## Problem details
Pick out the lines below with "What" and list them.

══ Input for this task

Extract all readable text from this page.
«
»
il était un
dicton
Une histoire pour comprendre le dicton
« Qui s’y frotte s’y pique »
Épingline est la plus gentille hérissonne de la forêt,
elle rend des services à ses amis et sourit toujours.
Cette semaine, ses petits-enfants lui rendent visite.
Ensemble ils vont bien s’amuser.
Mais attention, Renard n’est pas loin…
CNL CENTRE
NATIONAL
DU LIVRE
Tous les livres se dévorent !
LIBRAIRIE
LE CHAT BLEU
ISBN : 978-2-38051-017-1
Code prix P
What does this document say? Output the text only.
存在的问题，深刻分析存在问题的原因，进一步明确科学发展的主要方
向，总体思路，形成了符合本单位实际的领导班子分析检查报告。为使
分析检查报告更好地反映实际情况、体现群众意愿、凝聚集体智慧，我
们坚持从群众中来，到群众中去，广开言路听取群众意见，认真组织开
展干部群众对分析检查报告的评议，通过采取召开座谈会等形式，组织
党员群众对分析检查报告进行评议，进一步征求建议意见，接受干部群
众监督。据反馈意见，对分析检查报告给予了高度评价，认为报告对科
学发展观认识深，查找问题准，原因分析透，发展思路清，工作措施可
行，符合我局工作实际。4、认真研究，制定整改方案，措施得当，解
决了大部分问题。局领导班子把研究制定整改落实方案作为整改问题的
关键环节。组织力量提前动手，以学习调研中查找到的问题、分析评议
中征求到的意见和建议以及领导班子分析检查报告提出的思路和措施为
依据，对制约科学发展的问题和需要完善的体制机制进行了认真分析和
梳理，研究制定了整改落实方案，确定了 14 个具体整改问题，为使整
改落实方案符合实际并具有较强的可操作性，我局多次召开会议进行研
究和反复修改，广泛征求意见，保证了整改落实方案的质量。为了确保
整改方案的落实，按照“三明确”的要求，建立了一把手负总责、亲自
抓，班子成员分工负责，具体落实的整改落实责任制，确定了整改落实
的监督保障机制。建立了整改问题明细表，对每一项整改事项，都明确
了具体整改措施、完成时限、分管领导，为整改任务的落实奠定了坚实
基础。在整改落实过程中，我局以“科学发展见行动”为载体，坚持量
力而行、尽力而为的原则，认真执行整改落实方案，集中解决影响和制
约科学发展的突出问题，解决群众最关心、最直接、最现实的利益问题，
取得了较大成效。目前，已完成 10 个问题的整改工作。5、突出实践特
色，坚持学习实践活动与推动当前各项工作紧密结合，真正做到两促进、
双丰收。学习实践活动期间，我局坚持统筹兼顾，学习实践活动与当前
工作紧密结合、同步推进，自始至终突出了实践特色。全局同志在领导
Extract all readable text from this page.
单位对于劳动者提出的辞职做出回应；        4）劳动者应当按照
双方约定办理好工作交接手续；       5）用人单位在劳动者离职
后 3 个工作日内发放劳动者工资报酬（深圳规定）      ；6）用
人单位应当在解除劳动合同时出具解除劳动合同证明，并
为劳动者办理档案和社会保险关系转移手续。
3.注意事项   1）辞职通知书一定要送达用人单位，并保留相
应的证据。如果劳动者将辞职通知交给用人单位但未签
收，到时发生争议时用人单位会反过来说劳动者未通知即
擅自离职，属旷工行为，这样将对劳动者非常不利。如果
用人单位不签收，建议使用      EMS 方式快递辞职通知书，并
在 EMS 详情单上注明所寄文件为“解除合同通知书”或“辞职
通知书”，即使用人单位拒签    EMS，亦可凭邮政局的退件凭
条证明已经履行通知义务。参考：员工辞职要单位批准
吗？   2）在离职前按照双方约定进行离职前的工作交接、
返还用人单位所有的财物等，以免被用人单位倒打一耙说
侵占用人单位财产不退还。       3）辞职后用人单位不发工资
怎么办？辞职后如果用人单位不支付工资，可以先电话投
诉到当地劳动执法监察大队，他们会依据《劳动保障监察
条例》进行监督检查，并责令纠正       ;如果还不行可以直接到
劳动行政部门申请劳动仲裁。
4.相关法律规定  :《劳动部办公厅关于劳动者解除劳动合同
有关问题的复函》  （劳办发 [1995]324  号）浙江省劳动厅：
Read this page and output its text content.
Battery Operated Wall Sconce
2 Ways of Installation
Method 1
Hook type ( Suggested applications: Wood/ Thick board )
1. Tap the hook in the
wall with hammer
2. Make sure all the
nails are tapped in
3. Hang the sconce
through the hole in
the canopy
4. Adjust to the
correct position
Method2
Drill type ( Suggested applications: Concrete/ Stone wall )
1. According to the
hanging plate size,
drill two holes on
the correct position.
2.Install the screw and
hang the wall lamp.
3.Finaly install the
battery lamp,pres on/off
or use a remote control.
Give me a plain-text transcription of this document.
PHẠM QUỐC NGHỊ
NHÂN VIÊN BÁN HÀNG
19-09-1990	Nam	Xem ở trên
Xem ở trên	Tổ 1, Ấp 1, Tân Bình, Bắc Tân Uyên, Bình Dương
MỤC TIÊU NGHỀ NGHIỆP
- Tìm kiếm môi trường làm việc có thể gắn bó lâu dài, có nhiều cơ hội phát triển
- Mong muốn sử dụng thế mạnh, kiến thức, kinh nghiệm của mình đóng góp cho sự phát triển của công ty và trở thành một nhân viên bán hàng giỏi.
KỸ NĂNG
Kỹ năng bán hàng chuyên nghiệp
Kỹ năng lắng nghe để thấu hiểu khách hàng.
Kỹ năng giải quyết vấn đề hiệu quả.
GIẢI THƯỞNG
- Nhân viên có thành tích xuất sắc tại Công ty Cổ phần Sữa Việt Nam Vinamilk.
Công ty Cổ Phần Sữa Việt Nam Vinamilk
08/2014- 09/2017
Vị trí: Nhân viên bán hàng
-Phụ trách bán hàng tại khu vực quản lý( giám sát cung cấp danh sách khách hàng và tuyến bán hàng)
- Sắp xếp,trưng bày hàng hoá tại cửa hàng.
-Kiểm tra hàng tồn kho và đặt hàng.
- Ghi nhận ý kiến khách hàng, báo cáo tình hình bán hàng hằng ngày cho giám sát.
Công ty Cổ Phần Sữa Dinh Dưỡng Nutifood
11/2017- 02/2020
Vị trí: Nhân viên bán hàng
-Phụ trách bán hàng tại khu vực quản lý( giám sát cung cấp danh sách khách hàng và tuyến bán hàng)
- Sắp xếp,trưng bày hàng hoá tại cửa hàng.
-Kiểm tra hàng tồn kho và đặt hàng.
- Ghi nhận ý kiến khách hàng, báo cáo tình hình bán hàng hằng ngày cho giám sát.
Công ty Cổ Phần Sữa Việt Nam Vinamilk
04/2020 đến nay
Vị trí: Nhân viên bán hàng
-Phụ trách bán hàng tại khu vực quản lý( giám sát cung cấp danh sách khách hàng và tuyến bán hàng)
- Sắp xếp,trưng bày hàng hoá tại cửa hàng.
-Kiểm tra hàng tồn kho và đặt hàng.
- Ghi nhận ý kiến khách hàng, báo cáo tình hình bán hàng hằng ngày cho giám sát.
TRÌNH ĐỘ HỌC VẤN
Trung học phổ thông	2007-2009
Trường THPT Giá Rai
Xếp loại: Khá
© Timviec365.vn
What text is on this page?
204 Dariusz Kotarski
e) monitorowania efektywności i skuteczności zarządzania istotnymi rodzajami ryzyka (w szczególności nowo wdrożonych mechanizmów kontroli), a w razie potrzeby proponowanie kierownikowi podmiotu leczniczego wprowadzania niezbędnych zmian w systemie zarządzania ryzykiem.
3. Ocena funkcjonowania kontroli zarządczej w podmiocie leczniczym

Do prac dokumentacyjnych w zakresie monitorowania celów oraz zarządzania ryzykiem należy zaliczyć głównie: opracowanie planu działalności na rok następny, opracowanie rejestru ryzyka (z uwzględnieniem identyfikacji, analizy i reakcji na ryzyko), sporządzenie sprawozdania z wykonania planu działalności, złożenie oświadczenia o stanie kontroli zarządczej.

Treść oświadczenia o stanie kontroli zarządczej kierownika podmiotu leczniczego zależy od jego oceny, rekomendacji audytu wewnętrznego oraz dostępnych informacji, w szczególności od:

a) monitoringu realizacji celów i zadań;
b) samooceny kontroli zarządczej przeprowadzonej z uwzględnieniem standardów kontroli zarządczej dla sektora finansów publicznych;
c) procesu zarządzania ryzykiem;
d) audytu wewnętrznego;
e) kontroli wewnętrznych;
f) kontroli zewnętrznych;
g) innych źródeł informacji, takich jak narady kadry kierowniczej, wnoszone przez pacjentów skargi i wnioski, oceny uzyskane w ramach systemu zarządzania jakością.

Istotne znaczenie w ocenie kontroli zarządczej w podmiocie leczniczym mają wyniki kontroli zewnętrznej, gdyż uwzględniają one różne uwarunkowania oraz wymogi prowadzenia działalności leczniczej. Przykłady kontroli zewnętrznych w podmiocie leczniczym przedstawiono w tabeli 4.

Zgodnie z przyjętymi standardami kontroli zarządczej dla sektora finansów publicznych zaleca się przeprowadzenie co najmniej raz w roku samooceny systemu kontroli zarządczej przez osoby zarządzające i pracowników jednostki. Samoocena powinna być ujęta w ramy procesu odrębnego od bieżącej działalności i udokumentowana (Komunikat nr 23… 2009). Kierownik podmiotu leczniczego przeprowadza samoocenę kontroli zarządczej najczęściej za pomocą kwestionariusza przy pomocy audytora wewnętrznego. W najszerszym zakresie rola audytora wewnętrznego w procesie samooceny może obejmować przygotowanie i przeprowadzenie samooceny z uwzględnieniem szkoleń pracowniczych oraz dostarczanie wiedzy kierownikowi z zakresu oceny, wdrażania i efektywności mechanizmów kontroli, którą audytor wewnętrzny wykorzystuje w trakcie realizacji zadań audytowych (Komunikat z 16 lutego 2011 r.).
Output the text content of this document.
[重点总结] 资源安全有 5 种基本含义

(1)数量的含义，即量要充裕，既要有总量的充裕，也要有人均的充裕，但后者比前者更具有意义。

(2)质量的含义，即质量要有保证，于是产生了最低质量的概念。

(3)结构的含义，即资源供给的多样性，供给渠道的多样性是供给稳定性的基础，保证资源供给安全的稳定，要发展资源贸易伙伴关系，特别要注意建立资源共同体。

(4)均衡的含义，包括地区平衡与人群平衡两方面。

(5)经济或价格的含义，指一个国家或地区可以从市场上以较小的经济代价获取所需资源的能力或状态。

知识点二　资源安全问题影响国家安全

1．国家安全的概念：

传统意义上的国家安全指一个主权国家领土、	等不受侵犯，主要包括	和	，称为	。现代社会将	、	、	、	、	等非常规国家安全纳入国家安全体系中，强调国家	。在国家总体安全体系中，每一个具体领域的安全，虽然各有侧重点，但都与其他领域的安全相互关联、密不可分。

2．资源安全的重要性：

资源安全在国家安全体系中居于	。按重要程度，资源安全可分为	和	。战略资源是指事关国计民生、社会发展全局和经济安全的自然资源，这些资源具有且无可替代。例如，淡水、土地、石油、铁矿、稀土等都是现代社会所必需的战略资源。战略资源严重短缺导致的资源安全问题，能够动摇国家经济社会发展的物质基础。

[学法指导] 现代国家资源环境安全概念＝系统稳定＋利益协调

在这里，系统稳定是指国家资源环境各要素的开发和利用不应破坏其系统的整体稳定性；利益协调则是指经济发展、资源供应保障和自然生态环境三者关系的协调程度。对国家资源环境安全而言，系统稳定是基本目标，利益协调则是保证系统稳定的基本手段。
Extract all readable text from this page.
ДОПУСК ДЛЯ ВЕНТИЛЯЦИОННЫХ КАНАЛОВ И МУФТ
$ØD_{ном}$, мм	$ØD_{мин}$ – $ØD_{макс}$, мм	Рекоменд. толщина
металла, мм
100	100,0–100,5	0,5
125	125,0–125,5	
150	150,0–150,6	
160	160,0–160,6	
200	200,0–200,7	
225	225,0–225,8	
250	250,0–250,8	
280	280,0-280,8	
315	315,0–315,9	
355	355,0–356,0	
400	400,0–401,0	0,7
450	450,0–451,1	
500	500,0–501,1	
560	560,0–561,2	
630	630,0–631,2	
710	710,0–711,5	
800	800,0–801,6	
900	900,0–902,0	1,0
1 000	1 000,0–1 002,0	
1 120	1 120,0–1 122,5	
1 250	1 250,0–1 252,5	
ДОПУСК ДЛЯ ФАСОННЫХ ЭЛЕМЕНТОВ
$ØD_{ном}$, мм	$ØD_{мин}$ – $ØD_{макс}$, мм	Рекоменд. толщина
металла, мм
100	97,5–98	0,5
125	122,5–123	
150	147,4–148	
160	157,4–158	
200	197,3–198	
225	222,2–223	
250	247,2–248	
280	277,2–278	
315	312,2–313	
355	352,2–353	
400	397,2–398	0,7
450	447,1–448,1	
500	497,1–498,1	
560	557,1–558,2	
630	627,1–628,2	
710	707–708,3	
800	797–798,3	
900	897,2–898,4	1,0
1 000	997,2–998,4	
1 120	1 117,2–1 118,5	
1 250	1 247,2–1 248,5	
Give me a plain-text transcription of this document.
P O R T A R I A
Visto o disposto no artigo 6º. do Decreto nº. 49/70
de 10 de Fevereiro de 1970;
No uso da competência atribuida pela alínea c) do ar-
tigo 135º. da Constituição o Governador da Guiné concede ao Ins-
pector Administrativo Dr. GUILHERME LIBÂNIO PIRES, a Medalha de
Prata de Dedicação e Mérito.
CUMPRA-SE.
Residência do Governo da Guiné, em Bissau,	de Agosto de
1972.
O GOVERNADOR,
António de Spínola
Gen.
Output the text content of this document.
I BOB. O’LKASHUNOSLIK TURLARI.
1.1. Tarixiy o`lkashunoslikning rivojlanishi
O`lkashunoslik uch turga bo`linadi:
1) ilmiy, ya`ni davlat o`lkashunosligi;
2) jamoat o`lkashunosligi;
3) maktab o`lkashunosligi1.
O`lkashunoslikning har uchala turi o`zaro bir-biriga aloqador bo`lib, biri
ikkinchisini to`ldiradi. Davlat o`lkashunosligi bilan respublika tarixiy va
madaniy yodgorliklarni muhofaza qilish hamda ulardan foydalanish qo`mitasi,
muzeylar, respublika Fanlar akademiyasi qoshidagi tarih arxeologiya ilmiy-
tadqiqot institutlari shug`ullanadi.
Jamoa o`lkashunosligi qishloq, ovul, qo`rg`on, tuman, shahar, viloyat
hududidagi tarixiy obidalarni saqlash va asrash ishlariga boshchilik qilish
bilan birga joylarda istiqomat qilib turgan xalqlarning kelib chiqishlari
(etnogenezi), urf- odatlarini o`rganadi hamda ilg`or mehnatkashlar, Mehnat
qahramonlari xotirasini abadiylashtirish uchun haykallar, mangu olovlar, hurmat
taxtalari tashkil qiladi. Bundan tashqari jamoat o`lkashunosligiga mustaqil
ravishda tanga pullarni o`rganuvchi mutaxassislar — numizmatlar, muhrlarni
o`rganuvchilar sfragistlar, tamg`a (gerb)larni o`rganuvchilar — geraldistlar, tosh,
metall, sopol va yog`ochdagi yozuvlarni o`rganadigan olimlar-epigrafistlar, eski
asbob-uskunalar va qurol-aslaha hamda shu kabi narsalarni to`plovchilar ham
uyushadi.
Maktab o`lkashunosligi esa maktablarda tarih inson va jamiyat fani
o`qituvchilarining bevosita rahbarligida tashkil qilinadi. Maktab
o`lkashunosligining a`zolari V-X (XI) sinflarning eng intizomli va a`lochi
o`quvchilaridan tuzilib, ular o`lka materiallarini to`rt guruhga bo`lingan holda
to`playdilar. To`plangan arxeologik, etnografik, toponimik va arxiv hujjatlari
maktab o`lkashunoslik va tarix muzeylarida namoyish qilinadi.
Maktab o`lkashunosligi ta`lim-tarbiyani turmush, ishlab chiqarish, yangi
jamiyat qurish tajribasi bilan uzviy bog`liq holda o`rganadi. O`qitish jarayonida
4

════

## Complete output
What does this document say? Output the text only.
What text is on this page?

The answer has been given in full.